▶ [Required task]: Can you copy out the rows below word for word, from the very first one through the line containing "candle-body bbox=[78, 519, 81, 523]", with both of those lines included?
[Exercise materials start]
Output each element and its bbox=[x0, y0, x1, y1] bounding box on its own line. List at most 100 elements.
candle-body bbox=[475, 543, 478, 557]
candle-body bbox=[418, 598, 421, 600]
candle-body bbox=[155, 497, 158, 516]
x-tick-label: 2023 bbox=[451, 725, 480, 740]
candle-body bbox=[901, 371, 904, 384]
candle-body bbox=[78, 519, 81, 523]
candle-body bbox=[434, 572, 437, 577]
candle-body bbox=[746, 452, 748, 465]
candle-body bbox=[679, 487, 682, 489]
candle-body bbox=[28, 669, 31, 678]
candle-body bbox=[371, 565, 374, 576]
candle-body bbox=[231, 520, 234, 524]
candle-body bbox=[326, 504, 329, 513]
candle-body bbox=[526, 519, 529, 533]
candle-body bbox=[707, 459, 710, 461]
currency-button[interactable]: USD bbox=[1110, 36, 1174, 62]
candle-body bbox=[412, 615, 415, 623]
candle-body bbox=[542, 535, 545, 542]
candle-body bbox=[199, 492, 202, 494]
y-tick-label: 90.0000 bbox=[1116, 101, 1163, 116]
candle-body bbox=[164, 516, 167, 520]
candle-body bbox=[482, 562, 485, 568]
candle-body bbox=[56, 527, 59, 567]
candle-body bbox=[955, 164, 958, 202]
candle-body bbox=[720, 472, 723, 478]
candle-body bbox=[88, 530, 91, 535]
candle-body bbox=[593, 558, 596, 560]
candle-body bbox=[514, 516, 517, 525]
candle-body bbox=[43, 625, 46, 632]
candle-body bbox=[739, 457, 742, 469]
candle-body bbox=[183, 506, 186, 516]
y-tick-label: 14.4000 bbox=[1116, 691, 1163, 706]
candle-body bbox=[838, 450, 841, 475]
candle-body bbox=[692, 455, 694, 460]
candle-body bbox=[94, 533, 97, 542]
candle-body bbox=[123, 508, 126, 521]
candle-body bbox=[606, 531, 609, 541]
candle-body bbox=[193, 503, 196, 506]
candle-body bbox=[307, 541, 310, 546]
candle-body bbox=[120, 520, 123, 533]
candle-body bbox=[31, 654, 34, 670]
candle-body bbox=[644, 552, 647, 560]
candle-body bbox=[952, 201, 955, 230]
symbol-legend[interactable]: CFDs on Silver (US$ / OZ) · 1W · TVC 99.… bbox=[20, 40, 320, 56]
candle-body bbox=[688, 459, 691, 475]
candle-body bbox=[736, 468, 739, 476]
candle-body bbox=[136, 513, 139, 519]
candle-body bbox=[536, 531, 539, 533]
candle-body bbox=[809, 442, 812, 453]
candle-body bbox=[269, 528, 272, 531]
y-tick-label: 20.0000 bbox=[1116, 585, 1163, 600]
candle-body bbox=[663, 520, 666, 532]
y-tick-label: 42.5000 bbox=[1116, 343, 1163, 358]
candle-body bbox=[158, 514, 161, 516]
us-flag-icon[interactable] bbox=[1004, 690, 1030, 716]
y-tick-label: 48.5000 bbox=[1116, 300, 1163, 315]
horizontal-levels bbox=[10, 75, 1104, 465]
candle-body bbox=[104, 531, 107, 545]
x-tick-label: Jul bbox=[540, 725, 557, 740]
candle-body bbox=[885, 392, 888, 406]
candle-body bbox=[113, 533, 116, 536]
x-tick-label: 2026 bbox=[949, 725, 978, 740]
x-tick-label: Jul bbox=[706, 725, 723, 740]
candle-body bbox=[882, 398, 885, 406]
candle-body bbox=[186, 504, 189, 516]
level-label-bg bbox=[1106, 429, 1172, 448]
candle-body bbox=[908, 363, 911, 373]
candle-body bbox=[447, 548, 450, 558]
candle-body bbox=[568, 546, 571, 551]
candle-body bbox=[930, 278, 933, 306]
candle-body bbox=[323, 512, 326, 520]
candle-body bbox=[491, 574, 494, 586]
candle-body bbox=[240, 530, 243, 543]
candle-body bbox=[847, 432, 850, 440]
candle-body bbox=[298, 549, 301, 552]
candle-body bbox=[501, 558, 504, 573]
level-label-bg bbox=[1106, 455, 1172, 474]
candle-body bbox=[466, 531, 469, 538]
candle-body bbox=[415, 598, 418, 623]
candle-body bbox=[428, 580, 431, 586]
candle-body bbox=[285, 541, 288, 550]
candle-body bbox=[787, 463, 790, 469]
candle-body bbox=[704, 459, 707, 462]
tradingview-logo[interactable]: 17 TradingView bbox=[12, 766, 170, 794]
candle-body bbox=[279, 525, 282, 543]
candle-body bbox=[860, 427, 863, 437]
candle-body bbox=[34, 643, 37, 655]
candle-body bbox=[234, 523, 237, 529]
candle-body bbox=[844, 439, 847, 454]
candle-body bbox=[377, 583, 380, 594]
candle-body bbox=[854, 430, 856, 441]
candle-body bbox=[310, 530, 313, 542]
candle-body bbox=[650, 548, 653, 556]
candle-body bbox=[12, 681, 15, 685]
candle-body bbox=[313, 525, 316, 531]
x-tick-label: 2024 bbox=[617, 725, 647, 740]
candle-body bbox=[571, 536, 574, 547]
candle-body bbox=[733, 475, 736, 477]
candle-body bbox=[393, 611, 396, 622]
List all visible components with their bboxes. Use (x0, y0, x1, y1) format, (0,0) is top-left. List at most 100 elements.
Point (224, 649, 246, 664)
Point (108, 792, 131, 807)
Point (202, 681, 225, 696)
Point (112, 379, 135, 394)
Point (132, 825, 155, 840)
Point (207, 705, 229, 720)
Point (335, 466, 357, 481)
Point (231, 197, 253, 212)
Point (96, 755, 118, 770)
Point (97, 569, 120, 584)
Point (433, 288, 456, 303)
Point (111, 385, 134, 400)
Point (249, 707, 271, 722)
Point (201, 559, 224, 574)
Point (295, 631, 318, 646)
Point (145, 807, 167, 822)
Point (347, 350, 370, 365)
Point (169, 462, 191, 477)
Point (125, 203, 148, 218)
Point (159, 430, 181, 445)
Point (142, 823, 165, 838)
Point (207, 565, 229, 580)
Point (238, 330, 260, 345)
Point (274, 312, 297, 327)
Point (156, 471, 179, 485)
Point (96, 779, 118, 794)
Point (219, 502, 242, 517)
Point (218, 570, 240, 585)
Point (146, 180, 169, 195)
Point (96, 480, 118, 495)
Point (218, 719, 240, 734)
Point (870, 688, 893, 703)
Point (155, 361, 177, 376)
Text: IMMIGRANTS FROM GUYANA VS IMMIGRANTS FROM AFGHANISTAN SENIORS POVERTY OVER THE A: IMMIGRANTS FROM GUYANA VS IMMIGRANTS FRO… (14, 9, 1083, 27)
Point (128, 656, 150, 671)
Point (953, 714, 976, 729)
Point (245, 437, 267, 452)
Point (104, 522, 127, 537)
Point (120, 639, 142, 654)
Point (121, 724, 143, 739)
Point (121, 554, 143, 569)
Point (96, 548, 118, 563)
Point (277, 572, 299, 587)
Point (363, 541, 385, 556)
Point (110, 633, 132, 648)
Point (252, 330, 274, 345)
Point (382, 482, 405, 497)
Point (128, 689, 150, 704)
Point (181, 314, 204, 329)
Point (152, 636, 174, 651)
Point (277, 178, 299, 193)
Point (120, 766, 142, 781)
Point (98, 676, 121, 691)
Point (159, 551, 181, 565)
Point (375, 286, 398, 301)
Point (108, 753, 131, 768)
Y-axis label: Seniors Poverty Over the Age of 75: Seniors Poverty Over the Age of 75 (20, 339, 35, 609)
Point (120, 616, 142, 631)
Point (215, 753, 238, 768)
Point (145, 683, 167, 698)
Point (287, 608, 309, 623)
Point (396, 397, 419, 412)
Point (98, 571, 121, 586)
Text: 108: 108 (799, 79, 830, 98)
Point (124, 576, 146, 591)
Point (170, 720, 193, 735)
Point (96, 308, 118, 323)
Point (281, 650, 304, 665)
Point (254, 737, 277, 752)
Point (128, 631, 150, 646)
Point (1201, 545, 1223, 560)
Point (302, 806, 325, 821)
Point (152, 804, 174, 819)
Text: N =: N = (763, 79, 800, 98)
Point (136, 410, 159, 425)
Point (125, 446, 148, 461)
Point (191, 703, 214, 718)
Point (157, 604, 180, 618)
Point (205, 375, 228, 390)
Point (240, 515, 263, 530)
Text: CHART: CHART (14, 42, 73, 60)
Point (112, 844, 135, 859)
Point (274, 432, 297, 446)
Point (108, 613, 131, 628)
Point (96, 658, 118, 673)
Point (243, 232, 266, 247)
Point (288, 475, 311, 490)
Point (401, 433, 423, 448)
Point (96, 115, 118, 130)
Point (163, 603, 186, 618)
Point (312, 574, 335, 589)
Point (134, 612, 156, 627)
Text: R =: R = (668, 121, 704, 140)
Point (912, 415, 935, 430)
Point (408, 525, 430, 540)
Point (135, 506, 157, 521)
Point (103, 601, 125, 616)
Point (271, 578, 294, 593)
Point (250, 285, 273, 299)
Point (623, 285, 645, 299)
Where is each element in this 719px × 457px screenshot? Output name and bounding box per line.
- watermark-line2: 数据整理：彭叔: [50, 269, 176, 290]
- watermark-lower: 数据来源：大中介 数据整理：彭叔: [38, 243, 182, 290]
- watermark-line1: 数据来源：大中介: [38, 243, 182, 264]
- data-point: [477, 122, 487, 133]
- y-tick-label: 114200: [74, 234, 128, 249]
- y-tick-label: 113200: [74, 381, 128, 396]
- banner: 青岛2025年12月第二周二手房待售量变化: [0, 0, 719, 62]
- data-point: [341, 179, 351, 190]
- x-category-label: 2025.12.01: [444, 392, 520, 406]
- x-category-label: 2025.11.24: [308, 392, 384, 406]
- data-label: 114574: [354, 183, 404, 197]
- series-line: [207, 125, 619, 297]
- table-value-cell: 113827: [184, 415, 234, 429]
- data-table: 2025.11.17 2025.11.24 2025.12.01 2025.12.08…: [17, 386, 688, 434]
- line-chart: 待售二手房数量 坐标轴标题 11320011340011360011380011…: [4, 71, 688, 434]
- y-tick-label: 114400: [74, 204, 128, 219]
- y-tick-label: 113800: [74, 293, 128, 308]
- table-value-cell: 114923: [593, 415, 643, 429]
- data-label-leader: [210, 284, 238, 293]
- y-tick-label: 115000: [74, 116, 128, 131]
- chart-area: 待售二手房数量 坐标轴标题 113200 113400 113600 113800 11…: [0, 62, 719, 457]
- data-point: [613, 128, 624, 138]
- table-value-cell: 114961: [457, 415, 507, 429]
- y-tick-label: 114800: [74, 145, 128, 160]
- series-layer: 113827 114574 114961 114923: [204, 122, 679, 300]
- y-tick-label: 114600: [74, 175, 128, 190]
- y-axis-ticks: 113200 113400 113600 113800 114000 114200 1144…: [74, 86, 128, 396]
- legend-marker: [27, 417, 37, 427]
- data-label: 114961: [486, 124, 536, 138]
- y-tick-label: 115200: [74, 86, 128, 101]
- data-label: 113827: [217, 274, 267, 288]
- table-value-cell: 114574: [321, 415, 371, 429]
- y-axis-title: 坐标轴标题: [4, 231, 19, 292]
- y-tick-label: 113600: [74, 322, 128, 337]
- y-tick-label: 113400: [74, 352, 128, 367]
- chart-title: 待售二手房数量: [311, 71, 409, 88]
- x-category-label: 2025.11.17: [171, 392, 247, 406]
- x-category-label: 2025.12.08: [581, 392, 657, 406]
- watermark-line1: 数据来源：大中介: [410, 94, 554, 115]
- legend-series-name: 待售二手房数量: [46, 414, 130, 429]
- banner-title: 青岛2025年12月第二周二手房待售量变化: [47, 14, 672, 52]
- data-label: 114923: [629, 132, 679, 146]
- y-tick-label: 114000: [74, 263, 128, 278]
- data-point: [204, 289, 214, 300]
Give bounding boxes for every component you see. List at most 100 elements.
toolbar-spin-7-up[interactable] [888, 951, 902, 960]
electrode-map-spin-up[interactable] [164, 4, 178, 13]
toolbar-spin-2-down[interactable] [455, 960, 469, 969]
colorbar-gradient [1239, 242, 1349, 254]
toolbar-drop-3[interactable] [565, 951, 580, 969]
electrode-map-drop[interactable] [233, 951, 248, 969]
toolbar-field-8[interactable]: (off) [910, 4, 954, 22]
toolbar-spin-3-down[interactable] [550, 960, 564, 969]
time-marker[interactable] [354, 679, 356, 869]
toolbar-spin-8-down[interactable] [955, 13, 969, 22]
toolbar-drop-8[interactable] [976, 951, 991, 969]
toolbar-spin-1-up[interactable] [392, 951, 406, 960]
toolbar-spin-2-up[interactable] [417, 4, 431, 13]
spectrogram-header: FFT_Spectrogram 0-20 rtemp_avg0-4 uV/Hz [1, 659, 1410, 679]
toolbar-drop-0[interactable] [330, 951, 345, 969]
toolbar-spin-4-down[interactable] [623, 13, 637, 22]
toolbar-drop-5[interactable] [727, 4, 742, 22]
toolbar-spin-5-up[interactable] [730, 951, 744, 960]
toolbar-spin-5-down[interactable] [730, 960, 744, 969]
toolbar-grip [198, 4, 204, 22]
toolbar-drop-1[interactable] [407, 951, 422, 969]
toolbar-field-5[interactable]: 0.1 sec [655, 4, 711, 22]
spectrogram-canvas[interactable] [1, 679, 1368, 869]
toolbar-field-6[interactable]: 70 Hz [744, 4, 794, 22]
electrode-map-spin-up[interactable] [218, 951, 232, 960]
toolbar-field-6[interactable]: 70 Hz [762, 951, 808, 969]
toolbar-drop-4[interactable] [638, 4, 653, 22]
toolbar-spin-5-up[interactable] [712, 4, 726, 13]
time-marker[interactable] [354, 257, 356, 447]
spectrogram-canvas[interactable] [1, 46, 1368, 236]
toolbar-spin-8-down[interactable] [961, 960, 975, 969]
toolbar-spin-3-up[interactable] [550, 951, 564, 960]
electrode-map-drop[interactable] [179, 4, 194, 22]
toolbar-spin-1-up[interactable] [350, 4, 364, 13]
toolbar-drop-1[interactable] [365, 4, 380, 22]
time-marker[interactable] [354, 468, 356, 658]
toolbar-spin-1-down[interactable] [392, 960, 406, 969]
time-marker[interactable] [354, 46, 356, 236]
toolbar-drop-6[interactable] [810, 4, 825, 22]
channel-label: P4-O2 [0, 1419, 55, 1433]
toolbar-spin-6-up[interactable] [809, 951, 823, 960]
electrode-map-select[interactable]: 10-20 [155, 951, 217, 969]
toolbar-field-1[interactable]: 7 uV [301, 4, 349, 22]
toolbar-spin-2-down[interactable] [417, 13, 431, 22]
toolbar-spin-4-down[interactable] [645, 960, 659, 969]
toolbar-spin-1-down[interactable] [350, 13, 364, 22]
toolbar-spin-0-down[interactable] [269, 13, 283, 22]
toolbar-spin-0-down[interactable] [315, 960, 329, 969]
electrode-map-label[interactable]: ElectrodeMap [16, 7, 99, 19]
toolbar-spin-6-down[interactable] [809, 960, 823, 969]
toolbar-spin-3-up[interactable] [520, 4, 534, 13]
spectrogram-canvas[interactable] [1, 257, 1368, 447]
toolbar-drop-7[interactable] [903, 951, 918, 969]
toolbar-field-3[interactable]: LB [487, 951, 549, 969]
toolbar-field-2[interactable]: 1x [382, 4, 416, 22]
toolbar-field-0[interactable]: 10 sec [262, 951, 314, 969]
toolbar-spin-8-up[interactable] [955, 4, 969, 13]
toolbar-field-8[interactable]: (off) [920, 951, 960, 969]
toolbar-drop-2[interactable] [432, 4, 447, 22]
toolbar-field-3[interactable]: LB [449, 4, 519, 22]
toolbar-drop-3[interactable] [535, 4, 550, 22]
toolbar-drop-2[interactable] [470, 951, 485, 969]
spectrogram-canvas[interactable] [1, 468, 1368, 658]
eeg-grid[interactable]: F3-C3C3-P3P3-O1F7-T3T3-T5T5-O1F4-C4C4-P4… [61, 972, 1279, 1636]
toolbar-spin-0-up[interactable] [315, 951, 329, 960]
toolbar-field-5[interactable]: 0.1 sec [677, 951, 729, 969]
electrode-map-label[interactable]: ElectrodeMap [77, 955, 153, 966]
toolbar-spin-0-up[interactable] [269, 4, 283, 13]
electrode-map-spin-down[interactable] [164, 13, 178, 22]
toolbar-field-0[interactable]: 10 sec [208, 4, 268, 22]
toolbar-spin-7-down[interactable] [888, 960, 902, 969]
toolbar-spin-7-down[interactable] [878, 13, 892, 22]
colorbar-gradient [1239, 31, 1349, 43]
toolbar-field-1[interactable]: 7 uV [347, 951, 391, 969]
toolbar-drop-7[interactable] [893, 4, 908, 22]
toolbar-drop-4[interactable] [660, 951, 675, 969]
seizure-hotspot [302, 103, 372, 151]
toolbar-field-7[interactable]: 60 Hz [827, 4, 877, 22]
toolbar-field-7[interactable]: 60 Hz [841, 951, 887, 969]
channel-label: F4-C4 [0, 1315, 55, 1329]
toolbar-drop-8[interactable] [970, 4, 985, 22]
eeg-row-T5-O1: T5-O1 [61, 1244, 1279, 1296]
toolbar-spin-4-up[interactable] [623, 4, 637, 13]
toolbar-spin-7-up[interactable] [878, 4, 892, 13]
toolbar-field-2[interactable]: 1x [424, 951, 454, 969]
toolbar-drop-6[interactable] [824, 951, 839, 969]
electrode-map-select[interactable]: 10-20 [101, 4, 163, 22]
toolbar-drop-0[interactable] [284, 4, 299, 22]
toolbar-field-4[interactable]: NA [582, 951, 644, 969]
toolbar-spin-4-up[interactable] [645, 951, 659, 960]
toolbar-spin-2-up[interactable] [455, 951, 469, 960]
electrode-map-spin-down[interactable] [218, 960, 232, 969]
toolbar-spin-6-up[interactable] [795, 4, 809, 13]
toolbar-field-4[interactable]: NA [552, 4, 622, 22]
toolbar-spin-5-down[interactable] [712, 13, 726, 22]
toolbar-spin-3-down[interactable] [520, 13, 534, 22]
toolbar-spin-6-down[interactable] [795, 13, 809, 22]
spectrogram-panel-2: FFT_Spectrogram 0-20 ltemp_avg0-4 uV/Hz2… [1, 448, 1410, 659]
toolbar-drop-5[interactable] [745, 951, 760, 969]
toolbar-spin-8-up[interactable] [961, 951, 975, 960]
[Exercise materials end]
▶ [Final result]:
Output each element and its bbox=[x0, y0, x1, y1] bounding box on its own line. List at most 100 elements.
candle-body bbox=[475, 543, 478, 557]
candle-body bbox=[418, 598, 421, 600]
candle-body bbox=[155, 497, 158, 516]
x-tick-label: 2023 bbox=[451, 725, 480, 740]
candle-body bbox=[901, 371, 904, 384]
candle-body bbox=[78, 519, 81, 523]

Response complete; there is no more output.